DIRECTIVE
Wherever a line in the data below holds "USDJPY", copy that line.

-------- INFORMATION PROVIDED --------

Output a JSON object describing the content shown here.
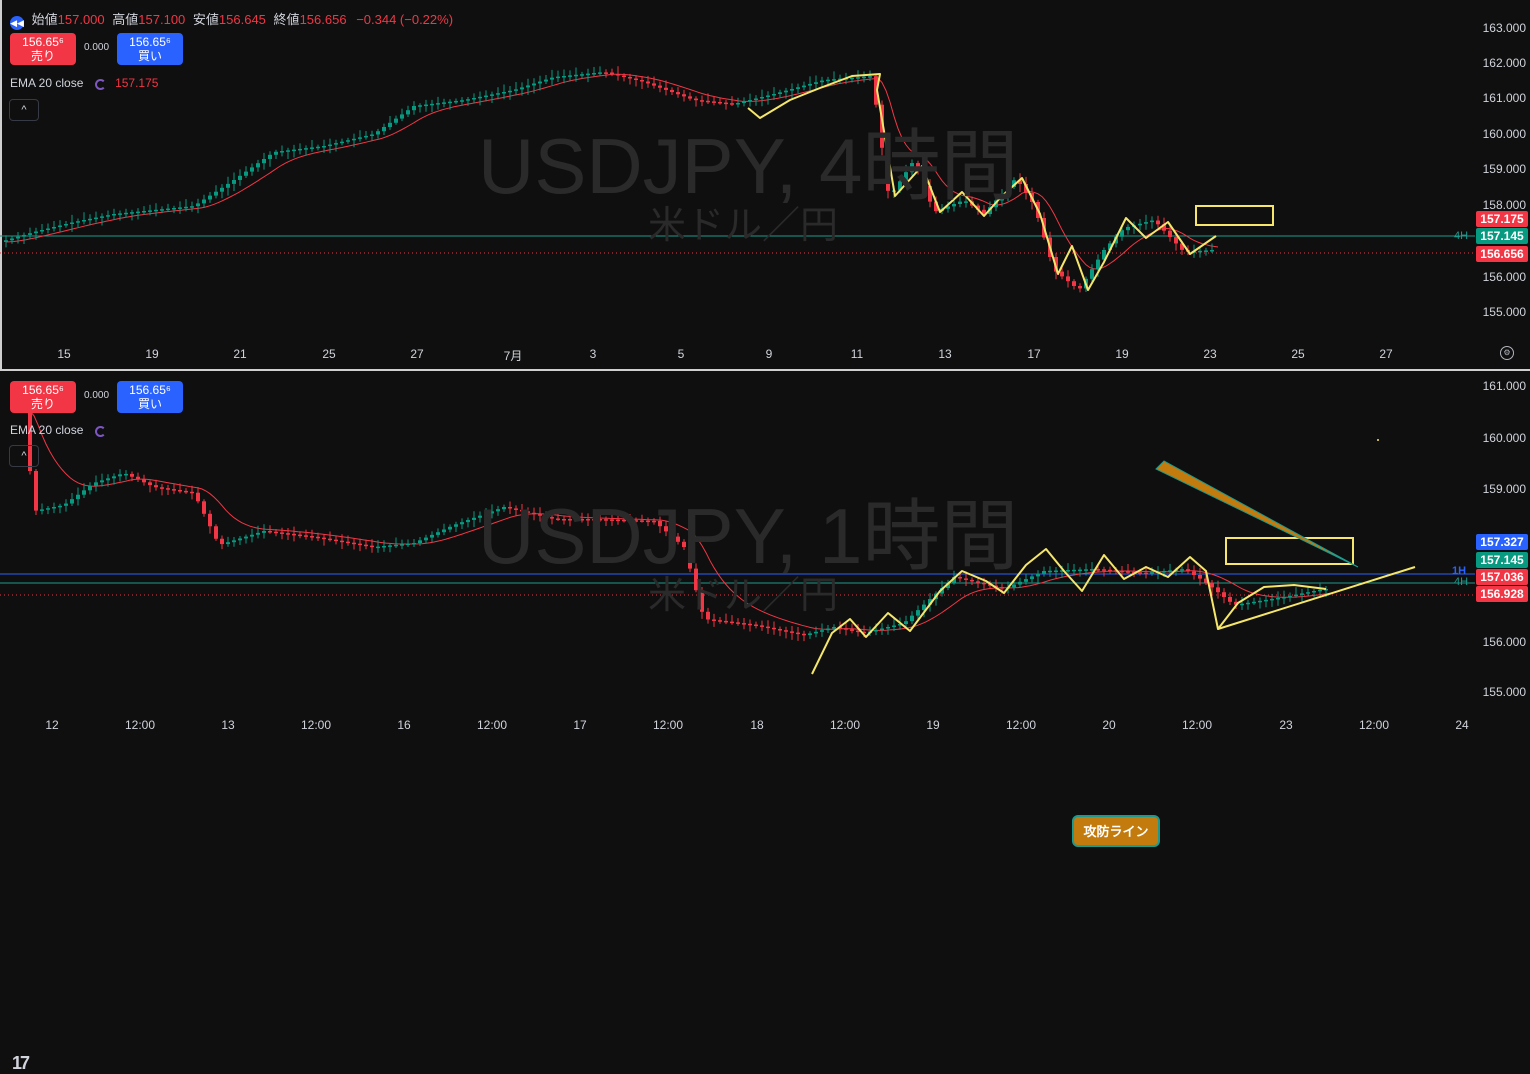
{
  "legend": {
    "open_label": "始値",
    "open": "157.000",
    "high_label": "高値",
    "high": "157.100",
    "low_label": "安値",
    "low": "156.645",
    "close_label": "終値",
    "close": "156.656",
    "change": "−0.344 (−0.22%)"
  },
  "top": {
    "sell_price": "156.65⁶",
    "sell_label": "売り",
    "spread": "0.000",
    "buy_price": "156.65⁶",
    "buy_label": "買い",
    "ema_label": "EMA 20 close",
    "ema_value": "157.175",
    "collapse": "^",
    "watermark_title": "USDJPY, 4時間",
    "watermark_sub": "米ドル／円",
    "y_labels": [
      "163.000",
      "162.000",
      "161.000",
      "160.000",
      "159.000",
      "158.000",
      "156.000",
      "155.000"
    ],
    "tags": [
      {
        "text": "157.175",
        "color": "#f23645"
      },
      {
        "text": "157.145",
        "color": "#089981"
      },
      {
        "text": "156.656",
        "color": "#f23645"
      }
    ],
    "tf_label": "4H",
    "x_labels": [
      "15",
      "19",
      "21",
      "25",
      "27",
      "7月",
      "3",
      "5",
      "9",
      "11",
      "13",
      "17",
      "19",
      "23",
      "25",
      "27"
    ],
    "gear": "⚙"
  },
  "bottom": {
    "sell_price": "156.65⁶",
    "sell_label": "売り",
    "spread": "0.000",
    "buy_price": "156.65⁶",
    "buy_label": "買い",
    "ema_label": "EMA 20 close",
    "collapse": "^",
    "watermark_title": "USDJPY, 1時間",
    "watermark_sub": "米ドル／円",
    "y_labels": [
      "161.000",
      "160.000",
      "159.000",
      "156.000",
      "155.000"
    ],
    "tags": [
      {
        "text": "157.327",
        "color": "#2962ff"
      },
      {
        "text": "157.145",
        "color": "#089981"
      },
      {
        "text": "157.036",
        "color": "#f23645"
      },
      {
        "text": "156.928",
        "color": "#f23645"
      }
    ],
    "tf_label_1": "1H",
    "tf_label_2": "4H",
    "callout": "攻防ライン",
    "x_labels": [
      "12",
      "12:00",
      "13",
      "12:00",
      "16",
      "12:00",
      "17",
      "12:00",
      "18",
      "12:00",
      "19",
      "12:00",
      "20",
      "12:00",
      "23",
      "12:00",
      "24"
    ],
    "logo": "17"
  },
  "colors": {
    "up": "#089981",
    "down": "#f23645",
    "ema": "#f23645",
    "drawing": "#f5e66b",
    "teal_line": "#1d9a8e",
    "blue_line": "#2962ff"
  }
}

--------
-------- INFORMATION PROVIDED --------

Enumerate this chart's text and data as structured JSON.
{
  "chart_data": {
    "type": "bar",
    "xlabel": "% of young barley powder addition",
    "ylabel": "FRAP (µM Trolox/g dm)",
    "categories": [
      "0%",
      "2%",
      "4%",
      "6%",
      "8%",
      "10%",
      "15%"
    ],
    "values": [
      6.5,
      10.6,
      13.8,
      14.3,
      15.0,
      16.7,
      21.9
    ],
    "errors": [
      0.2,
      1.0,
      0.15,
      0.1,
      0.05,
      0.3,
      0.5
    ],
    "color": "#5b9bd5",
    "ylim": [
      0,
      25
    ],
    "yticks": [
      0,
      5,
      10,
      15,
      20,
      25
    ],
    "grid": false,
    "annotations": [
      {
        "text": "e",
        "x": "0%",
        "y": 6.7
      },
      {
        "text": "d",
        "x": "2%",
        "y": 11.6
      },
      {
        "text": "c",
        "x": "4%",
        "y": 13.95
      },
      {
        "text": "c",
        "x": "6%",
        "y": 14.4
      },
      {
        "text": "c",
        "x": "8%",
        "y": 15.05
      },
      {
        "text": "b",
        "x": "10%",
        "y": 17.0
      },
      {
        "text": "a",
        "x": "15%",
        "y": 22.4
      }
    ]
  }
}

--------

SOLUTION TO THE PROBLEM
    "watermark_title": "USDJPY, 4時間",
    "watermark_title": "USDJPY, 1時間",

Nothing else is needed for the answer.